### Items
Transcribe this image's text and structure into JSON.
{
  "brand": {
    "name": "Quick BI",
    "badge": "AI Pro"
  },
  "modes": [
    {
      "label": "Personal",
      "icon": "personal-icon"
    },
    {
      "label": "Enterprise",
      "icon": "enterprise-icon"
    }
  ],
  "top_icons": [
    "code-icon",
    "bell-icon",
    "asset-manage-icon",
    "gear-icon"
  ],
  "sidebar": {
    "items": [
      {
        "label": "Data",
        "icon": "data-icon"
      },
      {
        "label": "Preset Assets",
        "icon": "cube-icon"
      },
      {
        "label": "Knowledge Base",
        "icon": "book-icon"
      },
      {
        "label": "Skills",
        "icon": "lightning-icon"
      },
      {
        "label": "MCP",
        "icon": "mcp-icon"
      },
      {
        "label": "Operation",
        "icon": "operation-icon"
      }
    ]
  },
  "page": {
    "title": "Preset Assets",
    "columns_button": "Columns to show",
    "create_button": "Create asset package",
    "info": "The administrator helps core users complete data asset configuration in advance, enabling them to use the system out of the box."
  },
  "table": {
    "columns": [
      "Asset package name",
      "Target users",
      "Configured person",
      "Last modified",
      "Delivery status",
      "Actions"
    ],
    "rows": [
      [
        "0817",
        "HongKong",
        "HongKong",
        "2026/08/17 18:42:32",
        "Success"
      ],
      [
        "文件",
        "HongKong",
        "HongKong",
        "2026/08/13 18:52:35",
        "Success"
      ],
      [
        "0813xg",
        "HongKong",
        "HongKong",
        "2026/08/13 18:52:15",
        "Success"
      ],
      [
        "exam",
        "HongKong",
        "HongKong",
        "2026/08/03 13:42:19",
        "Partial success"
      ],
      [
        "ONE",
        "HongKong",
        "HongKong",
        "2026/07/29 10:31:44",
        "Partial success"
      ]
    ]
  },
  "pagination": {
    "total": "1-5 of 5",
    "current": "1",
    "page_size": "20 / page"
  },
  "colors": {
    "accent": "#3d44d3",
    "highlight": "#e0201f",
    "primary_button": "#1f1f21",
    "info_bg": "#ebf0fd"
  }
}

### What the task requires
Write out all the entries exactly.

### Expected answer
Transcribe this image's text and structure into JSON.
{
  "brand": {
    "name": "Quick BI",
    "badge": "AI Pro"
  },
  "modes": [
    {
      "label": "Personal",
      "icon": "personal-icon"
    },
    {
      "label": "Enterprise",
      "icon": "enterprise-icon"
    }
  ],
  "top_icons": [
    "code-icon",
    "bell-icon",
    "asset-manage-icon",
    "gear-icon"
  ],
  "sidebar": {
    "items": [
      {
        "label": "Data",
        "icon": "data-icon"
      },
      {
        "label": "Preset Assets",
        "icon": "cube-icon"
      },
      {
        "label": "Knowledge Base",
        "icon": "book-icon"
      },
      {
        "label": "Skills",
        "icon": "lightning-icon"
      },
      {
        "label": "MCP",
        "icon": "mcp-icon"
      },
      {
        "label": "Operation",
        "icon": "operation-icon"
      }
    ]
  },
  "page": {
    "title": "Preset Assets",
    "columns_button": "Columns to show",
    "create_button": "Create asset package",
    "info": "The administrator helps core users complete data asset configuration in advance, enabling them to use the system out of the box."
  },
  "table": {
    "columns": [
      "Asset package name",
      "Target users",
      "Configured person",
      "Last modified",
      "Delivery status",
      "Actions"
    ],
    "rows": [
      [
        "0817",
        "HongKong",
        "HongKong",
        "2026/08/17 18:42:32",
        "Success"
      ],
      [
        "文件",
        "HongKong",
        "HongKong",
        "2026/08/13 18:52:35",
        "Success"
      ],
      [
        "0813xg",
        "HongKong",
        "HongKong",
        "2026/08/13 18:52:15",
        "Success"
      ],
      [
        "exam",
        "HongKong",
        "HongKong",
        "2026/08/03 13:42:19",
        "Partial success"
      ],
      [
        "ONE",
        "HongKong",
        "HongKong",
        "2026/07/29 10:31:44",
        "Partial success"
      ]
    ]
  },
  "pagination": {
    "total": "1-5 of 5",
    "current": "1",
    "page_size": "20 / page"
  },
  "colors": {
    "accent": "#3d44d3",
    "highlight": "#e0201f",
    "primary_button": "#1f1f21",
    "info_bg": "#ebf0fd"
  }
}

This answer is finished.